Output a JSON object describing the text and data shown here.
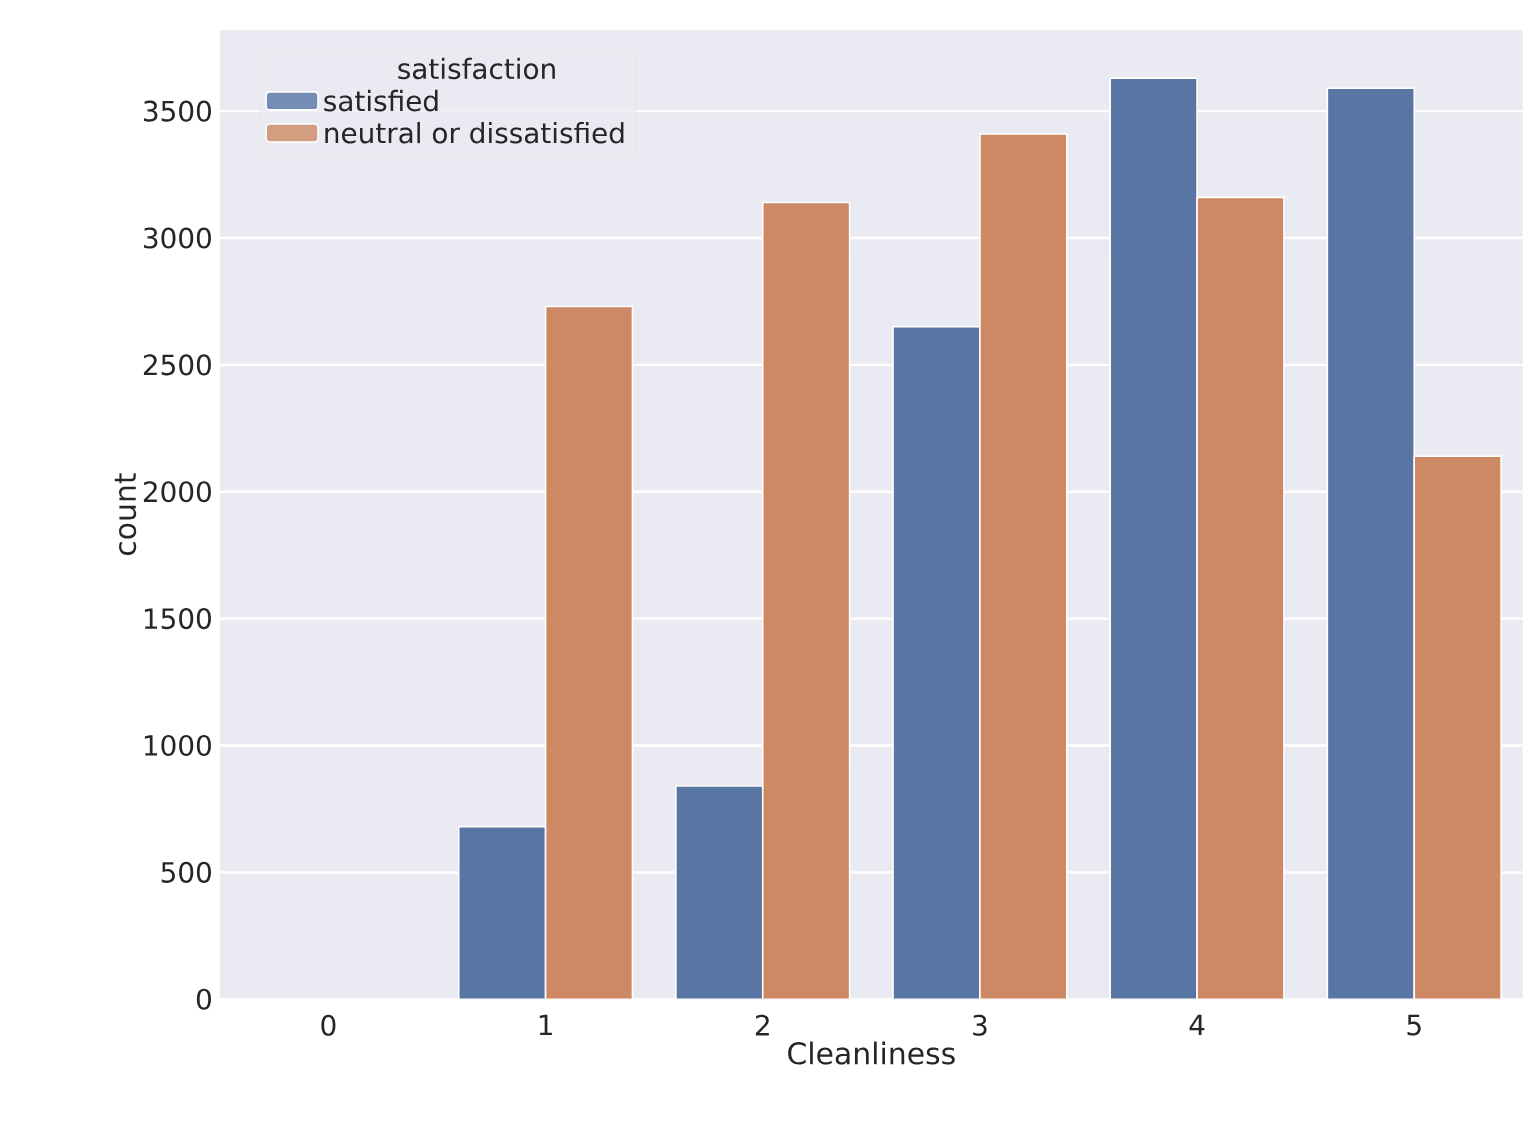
{
  "chart_data": {
    "type": "bar",
    "xlabel": "Cleanliness",
    "ylabel": "count",
    "legend_title": "satisfaction",
    "categories": [
      "0",
      "1",
      "2",
      "3",
      "4",
      "5"
    ],
    "series": [
      {
        "name": "satisfied",
        "color": "#5875a4",
        "values": [
          0,
          680,
          840,
          2650,
          3630,
          3590
        ]
      },
      {
        "name": "neutral or dissatisfied",
        "color": "#cc8963",
        "values": [
          0,
          2730,
          3140,
          3410,
          3160,
          2140
        ]
      }
    ],
    "ylim": [
      0,
      3820
    ],
    "yticks": [
      0,
      500,
      1000,
      1500,
      2000,
      2500,
      3000,
      3500
    ],
    "grid": "y",
    "legend": "top left"
  }
}
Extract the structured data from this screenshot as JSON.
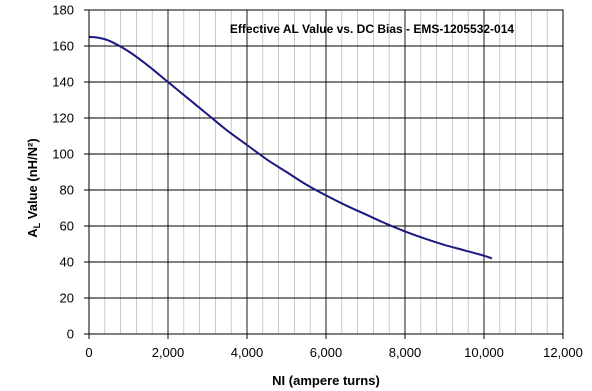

________

## DO THIS
Reproduce every record above exactly, but leave out the pictures.

## WORKED ANSWER
Output a JSON object describing the text and data shown here.
{
  "chart_data": {
    "type": "bar",
    "xlabel": "Cleanliness",
    "ylabel": "count",
    "legend_title": "satisfaction",
    "categories": [
      "0",
      "1",
      "2",
      "3",
      "4",
      "5"
    ],
    "series": [
      {
        "name": "satisfied",
        "color": "#5875a4",
        "values": [
          0,
          680,
          840,
          2650,
          3630,
          3590
        ]
      },
      {
        "name": "neutral or dissatisfied",
        "color": "#cc8963",
        "values": [
          0,
          2730,
          3140,
          3410,
          3160,
          2140
        ]
      }
    ],
    "ylim": [
      0,
      3820
    ],
    "yticks": [
      0,
      500,
      1000,
      1500,
      2000,
      2500,
      3000,
      3500
    ],
    "grid": "y",
    "legend": "top left"
  }
}
Extract the structured data from this screenshot as JSON.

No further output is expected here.